▶ REQUIRED WORK:
In how many lines of the data does the word "will" appear? Give the number by itself.
####
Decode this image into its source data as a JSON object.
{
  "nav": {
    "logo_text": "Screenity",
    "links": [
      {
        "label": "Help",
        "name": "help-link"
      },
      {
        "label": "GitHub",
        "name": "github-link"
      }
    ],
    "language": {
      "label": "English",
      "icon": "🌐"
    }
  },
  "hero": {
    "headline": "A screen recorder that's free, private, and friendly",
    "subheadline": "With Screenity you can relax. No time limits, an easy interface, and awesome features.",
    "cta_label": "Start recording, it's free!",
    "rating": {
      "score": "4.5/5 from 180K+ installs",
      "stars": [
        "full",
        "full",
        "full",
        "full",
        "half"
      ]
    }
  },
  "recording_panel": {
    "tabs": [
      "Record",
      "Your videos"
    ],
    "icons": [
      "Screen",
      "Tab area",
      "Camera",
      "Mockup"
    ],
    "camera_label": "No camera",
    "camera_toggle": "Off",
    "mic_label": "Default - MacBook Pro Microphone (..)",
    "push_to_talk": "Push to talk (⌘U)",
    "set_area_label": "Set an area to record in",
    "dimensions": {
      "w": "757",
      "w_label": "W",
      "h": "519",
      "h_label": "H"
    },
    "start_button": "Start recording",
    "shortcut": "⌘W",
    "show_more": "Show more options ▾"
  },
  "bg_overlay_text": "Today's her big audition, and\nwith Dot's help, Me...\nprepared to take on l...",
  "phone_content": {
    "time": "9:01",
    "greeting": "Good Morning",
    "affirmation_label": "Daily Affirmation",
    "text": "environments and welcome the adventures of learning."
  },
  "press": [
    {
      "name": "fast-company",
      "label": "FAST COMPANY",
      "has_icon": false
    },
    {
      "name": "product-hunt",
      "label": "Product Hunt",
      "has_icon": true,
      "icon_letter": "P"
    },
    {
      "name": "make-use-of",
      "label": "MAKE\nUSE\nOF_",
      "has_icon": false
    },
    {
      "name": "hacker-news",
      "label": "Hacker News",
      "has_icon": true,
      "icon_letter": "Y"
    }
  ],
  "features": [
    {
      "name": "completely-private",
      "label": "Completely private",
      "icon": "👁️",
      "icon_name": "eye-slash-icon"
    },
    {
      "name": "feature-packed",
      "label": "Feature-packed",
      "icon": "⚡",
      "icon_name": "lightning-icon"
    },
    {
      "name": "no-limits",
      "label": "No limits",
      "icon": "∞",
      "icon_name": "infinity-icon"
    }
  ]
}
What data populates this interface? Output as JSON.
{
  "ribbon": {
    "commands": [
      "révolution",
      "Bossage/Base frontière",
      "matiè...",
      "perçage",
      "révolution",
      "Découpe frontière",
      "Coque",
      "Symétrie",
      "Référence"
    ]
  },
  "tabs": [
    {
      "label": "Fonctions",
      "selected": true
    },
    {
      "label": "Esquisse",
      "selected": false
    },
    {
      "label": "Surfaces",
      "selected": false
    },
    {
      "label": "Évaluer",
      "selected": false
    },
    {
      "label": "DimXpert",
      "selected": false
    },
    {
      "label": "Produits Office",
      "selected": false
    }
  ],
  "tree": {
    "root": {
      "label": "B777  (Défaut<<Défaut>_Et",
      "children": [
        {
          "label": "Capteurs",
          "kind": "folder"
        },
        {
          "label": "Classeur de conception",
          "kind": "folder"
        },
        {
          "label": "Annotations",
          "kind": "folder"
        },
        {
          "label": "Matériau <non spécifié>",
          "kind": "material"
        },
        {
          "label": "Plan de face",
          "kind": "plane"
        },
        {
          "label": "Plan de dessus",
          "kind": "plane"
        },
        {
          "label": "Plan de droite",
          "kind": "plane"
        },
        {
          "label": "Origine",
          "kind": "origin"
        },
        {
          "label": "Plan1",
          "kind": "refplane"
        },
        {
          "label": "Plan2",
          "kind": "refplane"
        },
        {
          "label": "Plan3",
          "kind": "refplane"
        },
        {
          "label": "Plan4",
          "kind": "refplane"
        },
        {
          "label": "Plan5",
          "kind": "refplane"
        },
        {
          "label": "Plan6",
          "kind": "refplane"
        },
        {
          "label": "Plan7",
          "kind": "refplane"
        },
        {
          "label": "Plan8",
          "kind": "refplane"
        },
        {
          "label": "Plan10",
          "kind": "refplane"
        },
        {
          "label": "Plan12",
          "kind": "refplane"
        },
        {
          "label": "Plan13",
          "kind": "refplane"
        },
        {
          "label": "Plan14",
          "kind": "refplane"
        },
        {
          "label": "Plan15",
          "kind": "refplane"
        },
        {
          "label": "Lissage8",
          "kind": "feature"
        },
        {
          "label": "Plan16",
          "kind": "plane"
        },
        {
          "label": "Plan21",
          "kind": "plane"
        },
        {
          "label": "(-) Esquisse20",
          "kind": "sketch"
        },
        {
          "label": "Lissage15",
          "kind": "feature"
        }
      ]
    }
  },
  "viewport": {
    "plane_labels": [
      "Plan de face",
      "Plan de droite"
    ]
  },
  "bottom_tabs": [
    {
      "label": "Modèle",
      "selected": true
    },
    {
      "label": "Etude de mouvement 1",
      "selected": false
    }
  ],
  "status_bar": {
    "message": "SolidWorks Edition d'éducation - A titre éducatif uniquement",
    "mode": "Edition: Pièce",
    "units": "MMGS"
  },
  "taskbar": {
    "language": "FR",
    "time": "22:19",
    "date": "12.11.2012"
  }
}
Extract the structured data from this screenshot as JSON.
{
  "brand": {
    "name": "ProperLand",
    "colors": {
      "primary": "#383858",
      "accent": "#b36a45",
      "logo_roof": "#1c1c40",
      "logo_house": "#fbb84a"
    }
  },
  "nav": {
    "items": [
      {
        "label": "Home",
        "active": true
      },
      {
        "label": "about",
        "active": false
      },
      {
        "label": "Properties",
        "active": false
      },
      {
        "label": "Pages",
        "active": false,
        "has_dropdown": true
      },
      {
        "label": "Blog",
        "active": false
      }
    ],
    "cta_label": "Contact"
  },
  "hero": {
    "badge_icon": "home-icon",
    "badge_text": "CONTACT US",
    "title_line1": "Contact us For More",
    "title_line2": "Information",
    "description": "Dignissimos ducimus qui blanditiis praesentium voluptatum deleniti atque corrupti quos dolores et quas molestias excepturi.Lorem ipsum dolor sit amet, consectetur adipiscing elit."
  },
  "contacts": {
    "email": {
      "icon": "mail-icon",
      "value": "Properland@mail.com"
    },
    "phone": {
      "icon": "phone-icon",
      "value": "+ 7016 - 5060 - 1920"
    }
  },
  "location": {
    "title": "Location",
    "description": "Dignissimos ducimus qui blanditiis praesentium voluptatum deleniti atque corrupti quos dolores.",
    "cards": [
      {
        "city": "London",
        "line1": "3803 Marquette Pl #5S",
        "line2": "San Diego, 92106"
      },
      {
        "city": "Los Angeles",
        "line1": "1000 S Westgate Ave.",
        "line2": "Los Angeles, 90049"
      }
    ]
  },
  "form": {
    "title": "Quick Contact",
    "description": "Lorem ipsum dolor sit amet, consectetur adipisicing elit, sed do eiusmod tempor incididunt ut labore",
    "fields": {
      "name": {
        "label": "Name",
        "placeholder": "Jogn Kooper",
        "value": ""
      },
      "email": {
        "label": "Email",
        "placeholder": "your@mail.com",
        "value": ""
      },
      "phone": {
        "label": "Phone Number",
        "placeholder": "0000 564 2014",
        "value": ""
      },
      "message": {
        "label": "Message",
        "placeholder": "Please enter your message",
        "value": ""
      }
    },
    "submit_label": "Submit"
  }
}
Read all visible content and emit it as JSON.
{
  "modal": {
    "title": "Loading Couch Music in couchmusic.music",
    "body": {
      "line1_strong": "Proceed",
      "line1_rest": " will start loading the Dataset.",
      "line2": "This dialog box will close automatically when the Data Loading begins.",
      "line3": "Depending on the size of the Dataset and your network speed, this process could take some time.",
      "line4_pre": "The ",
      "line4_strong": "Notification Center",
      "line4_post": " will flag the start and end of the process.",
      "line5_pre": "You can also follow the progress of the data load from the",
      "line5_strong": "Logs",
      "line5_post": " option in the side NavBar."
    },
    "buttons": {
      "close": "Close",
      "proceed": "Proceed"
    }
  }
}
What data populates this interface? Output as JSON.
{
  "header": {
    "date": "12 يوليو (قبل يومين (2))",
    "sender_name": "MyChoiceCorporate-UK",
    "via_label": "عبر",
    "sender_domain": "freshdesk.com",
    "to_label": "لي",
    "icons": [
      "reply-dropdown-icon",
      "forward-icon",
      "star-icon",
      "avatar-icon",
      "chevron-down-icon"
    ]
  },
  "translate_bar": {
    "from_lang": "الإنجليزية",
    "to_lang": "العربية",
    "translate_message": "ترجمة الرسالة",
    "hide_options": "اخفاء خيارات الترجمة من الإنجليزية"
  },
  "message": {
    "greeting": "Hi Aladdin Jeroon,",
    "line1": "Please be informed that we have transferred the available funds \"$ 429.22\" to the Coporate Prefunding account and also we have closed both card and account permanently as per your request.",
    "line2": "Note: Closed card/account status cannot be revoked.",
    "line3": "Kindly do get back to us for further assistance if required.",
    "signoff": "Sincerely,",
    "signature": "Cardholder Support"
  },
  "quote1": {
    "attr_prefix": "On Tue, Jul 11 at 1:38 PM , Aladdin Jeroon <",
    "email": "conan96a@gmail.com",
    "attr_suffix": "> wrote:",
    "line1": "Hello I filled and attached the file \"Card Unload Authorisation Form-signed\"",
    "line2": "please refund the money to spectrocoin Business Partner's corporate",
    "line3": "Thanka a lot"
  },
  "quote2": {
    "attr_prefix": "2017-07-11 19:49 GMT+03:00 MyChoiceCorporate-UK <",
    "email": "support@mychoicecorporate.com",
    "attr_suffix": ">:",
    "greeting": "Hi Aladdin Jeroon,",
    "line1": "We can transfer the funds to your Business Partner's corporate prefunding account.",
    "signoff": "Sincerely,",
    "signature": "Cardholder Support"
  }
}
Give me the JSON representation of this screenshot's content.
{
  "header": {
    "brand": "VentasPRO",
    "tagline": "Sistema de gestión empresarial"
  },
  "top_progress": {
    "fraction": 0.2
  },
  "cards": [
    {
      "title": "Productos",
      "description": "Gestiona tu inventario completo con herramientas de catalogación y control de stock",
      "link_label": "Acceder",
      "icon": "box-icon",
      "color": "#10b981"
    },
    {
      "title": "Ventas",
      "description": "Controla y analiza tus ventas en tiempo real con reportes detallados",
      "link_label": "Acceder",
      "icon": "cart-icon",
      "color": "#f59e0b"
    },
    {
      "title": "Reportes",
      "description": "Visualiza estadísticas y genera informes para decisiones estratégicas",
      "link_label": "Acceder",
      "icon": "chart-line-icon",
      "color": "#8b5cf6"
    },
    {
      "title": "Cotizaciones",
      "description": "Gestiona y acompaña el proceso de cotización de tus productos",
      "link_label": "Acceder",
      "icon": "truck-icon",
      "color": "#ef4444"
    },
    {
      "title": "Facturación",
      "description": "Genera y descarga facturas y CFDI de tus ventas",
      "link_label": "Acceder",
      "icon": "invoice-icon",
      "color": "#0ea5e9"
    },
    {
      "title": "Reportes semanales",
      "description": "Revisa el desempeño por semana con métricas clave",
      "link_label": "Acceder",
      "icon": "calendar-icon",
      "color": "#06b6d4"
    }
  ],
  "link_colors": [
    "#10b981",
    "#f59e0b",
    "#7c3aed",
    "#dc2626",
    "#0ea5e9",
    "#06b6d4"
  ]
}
####
▶ RESULT:
3